§ Given exercise:
Give a verbatim quotation of every record.

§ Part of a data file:
-------------------------
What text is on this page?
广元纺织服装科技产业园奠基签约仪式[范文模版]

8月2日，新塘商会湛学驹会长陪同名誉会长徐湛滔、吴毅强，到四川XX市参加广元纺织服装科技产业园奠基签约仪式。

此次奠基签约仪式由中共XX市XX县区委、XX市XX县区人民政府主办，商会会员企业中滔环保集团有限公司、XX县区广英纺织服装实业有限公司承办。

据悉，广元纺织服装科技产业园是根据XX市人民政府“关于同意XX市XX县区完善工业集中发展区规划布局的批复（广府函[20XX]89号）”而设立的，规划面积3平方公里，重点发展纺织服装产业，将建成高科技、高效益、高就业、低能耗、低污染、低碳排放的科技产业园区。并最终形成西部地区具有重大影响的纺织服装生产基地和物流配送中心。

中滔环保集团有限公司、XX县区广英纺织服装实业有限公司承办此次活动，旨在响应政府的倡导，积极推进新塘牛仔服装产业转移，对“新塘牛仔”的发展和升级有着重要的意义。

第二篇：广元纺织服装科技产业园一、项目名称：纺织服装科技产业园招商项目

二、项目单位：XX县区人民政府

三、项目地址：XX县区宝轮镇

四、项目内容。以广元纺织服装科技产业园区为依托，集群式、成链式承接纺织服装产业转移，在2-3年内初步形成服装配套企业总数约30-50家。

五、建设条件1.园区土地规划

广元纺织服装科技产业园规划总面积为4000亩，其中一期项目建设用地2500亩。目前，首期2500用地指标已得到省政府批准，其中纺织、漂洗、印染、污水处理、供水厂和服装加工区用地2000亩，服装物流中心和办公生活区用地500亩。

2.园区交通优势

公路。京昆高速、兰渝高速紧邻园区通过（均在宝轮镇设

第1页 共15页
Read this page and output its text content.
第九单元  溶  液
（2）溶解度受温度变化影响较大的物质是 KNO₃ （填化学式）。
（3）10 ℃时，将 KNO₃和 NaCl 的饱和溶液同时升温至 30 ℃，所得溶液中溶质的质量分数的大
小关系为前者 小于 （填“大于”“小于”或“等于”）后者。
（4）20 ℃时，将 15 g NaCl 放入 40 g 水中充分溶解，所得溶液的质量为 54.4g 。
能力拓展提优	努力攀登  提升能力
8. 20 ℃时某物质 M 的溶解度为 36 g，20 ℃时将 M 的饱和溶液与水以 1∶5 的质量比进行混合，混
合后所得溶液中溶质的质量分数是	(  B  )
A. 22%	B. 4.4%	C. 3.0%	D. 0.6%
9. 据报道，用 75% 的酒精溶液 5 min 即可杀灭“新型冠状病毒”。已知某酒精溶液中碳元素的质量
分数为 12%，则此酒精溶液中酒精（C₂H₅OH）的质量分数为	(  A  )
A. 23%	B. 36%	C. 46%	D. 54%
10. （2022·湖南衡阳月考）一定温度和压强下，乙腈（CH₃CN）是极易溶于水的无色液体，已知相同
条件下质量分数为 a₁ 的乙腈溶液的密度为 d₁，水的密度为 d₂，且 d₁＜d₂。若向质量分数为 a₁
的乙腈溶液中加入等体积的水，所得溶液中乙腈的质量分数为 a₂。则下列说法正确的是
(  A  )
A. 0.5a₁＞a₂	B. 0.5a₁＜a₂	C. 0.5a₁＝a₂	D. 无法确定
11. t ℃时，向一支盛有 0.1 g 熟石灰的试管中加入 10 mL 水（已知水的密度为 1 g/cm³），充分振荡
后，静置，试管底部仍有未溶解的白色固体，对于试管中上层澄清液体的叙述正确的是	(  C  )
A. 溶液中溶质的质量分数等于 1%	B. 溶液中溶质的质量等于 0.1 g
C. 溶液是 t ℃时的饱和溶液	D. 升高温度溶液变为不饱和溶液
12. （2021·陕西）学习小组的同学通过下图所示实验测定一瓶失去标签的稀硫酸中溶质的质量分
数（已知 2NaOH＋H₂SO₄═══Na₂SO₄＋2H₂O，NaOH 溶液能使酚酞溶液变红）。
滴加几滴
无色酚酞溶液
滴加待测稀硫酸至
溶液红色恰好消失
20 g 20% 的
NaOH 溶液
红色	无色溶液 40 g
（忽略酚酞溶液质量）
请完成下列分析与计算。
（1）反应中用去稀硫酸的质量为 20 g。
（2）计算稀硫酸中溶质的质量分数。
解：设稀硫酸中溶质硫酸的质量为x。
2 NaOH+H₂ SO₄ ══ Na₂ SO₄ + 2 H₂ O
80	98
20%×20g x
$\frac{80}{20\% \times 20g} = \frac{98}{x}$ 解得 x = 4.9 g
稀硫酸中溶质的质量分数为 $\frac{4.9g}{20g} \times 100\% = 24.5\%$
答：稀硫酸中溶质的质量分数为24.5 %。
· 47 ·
-------------------------
§ The completed task:
What text is on this page?
广元纺织服装科技产业园奠基签约仪式[范文模版]

8月2日，新塘商会湛学驹会长陪同名誉会长徐湛滔、吴毅强，到四川XX市参加广元纺织服装科技产业园奠基签约仪式。

此次奠基签约仪式由中共XX市XX县区委、XX市XX县区人民政府主办，商会会员企业中滔环保集团有限公司、XX县区广英纺织服装实业有限公司承办。

据悉，广元纺织服装科技产业园是根据XX市人民政府“关于同意XX市XX县区完善工业集中发展区规划布局的批复（广府函[20XX]89号）”而设立的，规划面积3平方公里，重点发展纺织服装产业，将建成高科技、高效益、高就业、低能耗、低污染、低碳排放的科技产业园区。并最终形成西部地区具有重大影响的纺织服装生产基地和物流配送中心。

中滔环保集团有限公司、XX县区广英纺织服装实业有限公司承办此次活动，旨在响应政府的倡导，积极推进新塘牛仔服装产业转移，对“新塘牛仔”的发展和升级有着重要的意义。

第二篇：广元纺织服装科技产业园一、项目名称：纺织服装科技产业园招商项目

二、项目单位：XX县区人民政府

三、项目地址：XX县区宝轮镇

四、项目内容。以广元纺织服装科技产业园区为依托，集群式、成链式承接纺织服装产业转移，在2-3年内初步形成服装配套企业总数约30-50家。

五、建设条件1.园区土地规划

广元纺织服装科技产业园规划总面积为4000亩，其中一期项目建设用地2500亩。目前，首期2500用地指标已得到省政府批准，其中纺织、漂洗、印染、污水处理、供水厂和服装加工区用地2000亩，服装物流中心和办公生活区用地500亩。

2.园区交通优势

公路。京昆高速、兰渝高速紧邻园区通过（均在宝轮镇设

第1页 共15页
Read this page and output its text content.
第九单元  溶  液
（2）溶解度受温度变化影响较大的物质是 KNO₃ （填化学式）。
（3）10 ℃时，将 KNO₃和 NaCl 的饱和溶液同时升温至 30 ℃，所得溶液中溶质的质量分数的大
小关系为前者 小于 （填“大于”“小于”或“等于”）后者。
（4）20 ℃时，将 15 g NaCl 放入 40 g 水中充分溶解，所得溶液的质量为 54.4g 。
能力拓展提优	努力攀登  提升能力
8. 20 ℃时某物质 M 的溶解度为 36 g，20 ℃时将 M 的饱和溶液与水以 1∶5 的质量比进行混合，混
合后所得溶液中溶质的质量分数是	(  B  )
A. 22%	B. 4.4%	C. 3.0%	D. 0.6%
9. 据报道，用 75% 的酒精溶液 5 min 即可杀灭“新型冠状病毒”。已知某酒精溶液中碳元素的质量
分数为 12%，则此酒精溶液中酒精（C₂H₅OH）的质量分数为	(  A  )
A. 23%	B. 36%	C. 46%	D. 54%
10. （2022·湖南衡阳月考）一定温度和压强下，乙腈（CH₃CN）是极易溶于水的无色液体，已知相同
条件下质量分数为 a₁ 的乙腈溶液的密度为 d₁，水的密度为 d₂，且 d₁＜d₂。若向质量分数为 a₁
的乙腈溶液中加入等体积的水，所得溶液中乙腈的质量分数为 a₂。则下列说法正确的是
(  A  )
A. 0.5a₁＞a₂	B. 0.5a₁＜a₂	C. 0.5a₁＝a₂	D. 无法确定
11. t ℃时，向一支盛有 0.1 g 熟石灰的试管中加入 10 mL 水（已知水的密度为 1 g/cm³），充分振荡
后，静置，试管底部仍有未溶解的白色固体，对于试管中上层澄清液体的叙述正确的是	(  C  )
A. 溶液中溶质的质量分数等于 1%	B. 溶液中溶质的质量等于 0.1 g
C. 溶液是 t ℃时的饱和溶液	D. 升高温度溶液变为不饱和溶液
12. （2021·陕西）学习小组的同学通过下图所示实验测定一瓶失去标签的稀硫酸中溶质的质量分
数（已知 2NaOH＋H₂SO₄═══Na₂SO₄＋2H₂O，NaOH 溶液能使酚酞溶液变红）。
滴加几滴
无色酚酞溶液
滴加待测稀硫酸至
溶液红色恰好消失
20 g 20% 的
NaOH 溶液
红色	无色溶液 40 g
（忽略酚酞溶液质量）
请完成下列分析与计算。
（1）反应中用去稀硫酸的质量为 20 g。
（2）计算稀硫酸中溶质的质量分数。
解：设稀硫酸中溶质硫酸的质量为x。
2 NaOH+H₂ SO₄ ══ Na₂ SO₄ + 2 H₂ O
80	98
20%×20g x
$\frac{80}{20\% \times 20g} = \frac{98}{x}$ 解得 x = 4.9 g
稀硫酸中溶质的质量分数为 $\frac{4.9g}{20g} \times 100\% = 24.5\%$
答：稀硫酸中溶质的质量分数为24.5 %。
· 47 ·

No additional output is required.